───── Data for this exercise

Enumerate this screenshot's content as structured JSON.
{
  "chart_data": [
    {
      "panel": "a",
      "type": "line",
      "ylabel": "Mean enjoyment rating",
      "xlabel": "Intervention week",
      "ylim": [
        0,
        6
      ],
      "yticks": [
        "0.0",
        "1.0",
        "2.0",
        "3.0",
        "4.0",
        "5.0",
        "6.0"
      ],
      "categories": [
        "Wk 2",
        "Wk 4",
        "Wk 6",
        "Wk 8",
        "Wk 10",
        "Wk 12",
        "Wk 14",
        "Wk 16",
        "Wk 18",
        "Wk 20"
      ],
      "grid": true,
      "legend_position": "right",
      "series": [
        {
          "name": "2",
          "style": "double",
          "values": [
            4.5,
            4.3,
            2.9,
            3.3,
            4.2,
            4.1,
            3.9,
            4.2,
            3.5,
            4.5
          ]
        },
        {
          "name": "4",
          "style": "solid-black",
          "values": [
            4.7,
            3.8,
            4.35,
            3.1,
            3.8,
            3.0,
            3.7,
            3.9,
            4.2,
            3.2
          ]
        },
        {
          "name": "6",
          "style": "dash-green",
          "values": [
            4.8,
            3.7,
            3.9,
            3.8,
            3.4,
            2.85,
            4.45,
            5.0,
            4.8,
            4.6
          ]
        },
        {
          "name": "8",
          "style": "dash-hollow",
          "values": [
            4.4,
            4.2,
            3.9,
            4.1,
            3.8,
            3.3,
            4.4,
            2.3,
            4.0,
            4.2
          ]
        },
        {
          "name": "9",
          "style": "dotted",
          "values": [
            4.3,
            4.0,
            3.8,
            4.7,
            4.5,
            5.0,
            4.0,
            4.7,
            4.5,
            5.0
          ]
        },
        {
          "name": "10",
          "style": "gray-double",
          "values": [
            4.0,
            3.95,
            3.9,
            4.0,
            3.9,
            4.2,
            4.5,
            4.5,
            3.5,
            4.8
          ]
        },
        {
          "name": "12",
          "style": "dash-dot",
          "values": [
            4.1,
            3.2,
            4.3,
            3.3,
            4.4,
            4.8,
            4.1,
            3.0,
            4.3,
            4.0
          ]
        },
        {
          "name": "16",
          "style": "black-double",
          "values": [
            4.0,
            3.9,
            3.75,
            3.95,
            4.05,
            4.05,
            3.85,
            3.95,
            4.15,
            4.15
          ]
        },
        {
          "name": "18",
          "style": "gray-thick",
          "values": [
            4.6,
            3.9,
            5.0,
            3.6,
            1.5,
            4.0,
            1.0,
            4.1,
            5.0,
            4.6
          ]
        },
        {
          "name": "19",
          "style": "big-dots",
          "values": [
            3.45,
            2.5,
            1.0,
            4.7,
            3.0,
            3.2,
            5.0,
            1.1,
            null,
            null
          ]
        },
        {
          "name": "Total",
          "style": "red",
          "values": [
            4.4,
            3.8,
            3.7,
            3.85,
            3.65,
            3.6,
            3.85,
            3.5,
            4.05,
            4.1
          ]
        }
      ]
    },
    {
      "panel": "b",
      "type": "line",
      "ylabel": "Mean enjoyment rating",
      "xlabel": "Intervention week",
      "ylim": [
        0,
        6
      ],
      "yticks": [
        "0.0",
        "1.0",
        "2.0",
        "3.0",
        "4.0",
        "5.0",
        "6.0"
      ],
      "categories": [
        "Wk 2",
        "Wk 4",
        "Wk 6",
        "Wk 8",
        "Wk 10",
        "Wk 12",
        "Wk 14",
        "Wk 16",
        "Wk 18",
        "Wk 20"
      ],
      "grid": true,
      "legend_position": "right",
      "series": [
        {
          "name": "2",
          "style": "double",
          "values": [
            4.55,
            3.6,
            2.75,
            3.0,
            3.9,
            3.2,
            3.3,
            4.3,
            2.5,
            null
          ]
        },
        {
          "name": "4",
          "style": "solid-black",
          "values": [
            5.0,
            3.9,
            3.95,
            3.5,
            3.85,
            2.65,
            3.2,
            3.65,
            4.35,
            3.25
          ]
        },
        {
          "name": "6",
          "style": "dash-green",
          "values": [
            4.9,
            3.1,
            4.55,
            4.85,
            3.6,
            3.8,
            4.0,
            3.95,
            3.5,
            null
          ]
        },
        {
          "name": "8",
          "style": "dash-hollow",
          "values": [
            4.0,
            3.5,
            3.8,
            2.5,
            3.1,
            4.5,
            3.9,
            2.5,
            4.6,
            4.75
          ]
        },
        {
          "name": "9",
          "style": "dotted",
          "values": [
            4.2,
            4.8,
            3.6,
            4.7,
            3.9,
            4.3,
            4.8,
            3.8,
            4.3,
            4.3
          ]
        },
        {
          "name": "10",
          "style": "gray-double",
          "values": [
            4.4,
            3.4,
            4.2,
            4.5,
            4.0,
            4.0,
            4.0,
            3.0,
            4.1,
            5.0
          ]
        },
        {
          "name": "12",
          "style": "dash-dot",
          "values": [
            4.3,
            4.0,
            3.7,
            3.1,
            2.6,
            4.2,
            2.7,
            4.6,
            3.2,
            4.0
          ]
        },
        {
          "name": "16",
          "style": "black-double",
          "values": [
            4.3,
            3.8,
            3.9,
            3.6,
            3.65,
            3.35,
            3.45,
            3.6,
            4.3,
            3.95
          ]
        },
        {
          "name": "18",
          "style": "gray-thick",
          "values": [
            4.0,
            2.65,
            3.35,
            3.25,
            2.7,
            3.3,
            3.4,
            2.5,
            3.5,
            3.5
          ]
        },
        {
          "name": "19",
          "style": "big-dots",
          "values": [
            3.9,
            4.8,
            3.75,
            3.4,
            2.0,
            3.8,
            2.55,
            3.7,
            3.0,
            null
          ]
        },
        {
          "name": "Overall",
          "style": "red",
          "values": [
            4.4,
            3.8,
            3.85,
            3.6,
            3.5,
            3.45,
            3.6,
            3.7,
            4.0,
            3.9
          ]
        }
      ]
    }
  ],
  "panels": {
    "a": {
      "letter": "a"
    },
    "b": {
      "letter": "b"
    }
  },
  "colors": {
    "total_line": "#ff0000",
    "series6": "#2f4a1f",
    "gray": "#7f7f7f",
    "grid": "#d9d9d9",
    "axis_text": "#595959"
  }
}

──────────

Task:
Exactly as they are written, print the entries again.

Written reply:
Enumerate this screenshot's content as structured JSON.
{
  "chart_data": [
    {
      "panel": "a",
      "type": "line",
      "ylabel": "Mean enjoyment rating",
      "xlabel": "Intervention week",
      "ylim": [
        0,
        6
      ],
      "yticks": [
        "0.0",
        "1.0",
        "2.0",
        "3.0",
        "4.0",
        "5.0",
        "6.0"
      ],
      "categories": [
        "Wk 2",
        "Wk 4",
        "Wk 6",
        "Wk 8",
        "Wk 10",
        "Wk 12",
        "Wk 14",
        "Wk 16",
        "Wk 18",
        "Wk 20"
      ],
      "grid": true,
      "legend_position": "right",
      "series": [
        {
          "name": "2",
          "style": "double",
          "values": [
            4.5,
            4.3,
            2.9,
            3.3,
            4.2,
            4.1,
            3.9,
            4.2,
            3.5,
            4.5
          ]
        },
        {
          "name": "4",
          "style": "solid-black",
          "values": [
            4.7,
            3.8,
            4.35,
            3.1,
            3.8,
            3.0,
            3.7,
            3.9,
            4.2,
            3.2
          ]
        },
        {
          "name": "6",
          "style": "dash-green",
          "values": [
            4.8,
            3.7,
            3.9,
            3.8,
            3.4,
            2.85,
            4.45,
            5.0,
            4.8,
            4.6
          ]
        },
        {
          "name": "8",
          "style": "dash-hollow",
          "values": [
            4.4,
            4.2,
            3.9,
            4.1,
            3.8,
            3.3,
            4.4,
            2.3,
            4.0,
            4.2
          ]
        },
        {
          "name": "9",
          "style": "dotted",
          "values": [
            4.3,
            4.0,
            3.8,
            4.7,
            4.5,
            5.0,
            4.0,
            4.7,
            4.5,
            5.0
          ]
        },
        {
          "name": "10",
          "style": "gray-double",
          "values": [
            4.0,
            3.95,
            3.9,
            4.0,
            3.9,
            4.2,
            4.5,
            4.5,
            3.5,
            4.8
          ]
        },
        {
          "name": "12",
          "style": "dash-dot",
          "values": [
            4.1,
            3.2,
            4.3,
            3.3,
            4.4,
            4.8,
            4.1,
            3.0,
            4.3,
            4.0
          ]
        },
        {
          "name": "16",
          "style": "black-double",
          "values": [
            4.0,
            3.9,
            3.75,
            3.95,
            4.05,
            4.05,
            3.85,
            3.95,
            4.15,
            4.15
          ]
        },
        {
          "name": "18",
          "style": "gray-thick",
          "values": [
            4.6,
            3.9,
            5.0,
            3.6,
            1.5,
            4.0,
            1.0,
            4.1,
            5.0,
            4.6
          ]
        },
        {
          "name": "19",
          "style": "big-dots",
          "values": [
            3.45,
            2.5,
            1.0,
            4.7,
            3.0,
            3.2,
            5.0,
            1.1,
            null,
            null
          ]
        },
        {
          "name": "Total",
          "style": "red",
          "values": [
            4.4,
            3.8,
            3.7,
            3.85,
            3.65,
            3.6,
            3.85,
            3.5,
            4.05,
            4.1
          ]
        }
      ]
    },
    {
      "panel": "b",
      "type": "line",
      "ylabel": "Mean enjoyment rating",
      "xlabel": "Intervention week",
      "ylim": [
        0,
        6
      ],
      "yticks": [
        "0.0",
        "1.0",
        "2.0",
        "3.0",
        "4.0",
        "5.0",
        "6.0"
      ],
      "categories": [
        "Wk 2",
        "Wk 4",
        "Wk 6",
        "Wk 8",
        "Wk 10",
        "Wk 12",
        "Wk 14",
        "Wk 16",
        "Wk 18",
        "Wk 20"
      ],
      "grid": true,
      "legend_position": "right",
      "series": [
        {
          "name": "2",
          "style": "double",
          "values": [
            4.55,
            3.6,
            2.75,
            3.0,
            3.9,
            3.2,
            3.3,
            4.3,
            2.5,
            null
          ]
        },
        {
          "name": "4",
          "style": "solid-black",
          "values": [
            5.0,
            3.9,
            3.95,
            3.5,
            3.85,
            2.65,
            3.2,
            3.65,
            4.35,
            3.25
          ]
        },
        {
          "name": "6",
          "style": "dash-green",
          "values": [
            4.9,
            3.1,
            4.55,
            4.85,
            3.6,
            3.8,
            4.0,
            3.95,
            3.5,
            null
          ]
        },
        {
          "name": "8",
          "style": "dash-hollow",
          "values": [
            4.0,
            3.5,
            3.8,
            2.5,
            3.1,
            4.5,
            3.9,
            2.5,
            4.6,
            4.75
          ]
        },
        {
          "name": "9",
          "style": "dotted",
          "values": [
            4.2,
            4.8,
            3.6,
            4.7,
            3.9,
            4.3,
            4.8,
            3.8,
            4.3,
            4.3
          ]
        },
        {
          "name": "10",
          "style": "gray-double",
          "values": [
            4.4,
            3.4,
            4.2,
            4.5,
            4.0,
            4.0,
            4.0,
            3.0,
            4.1,
            5.0
          ]
        },
        {
          "name": "12",
          "style": "dash-dot",
          "values": [
            4.3,
            4.0,
            3.7,
            3.1,
            2.6,
            4.2,
            2.7,
            4.6,
            3.2,
            4.0
          ]
        },
        {
          "name": "16",
          "style": "black-double",
          "values": [
            4.3,
            3.8,
            3.9,
            3.6,
            3.65,
            3.35,
            3.45,
            3.6,
            4.3,
            3.95
          ]
        },
        {
          "name": "18",
          "style": "gray-thick",
          "values": [
            4.0,
            2.65,
            3.35,
            3.25,
            2.7,
            3.3,
            3.4,
            2.5,
            3.5,
            3.5
          ]
        },
        {
          "name": "19",
          "style": "big-dots",
          "values": [
            3.9,
            4.8,
            3.75,
            3.4,
            2.0,
            3.8,
            2.55,
            3.7,
            3.0,
            null
          ]
        },
        {
          "name": "Overall",
          "style": "red",
          "values": [
            4.4,
            3.8,
            3.85,
            3.6,
            3.5,
            3.45,
            3.6,
            3.7,
            4.0,
            3.9
          ]
        }
      ]
    }
  ],
  "panels": {
    "a": {
      "letter": "a"
    },
    "b": {
      "letter": "b"
    }
  },
  "colors": {
    "total_line": "#ff0000",
    "series6": "#2f4a1f",
    "gray": "#7f7f7f",
    "grid": "#d9d9d9",
    "axis_text": "#595959"
  }
}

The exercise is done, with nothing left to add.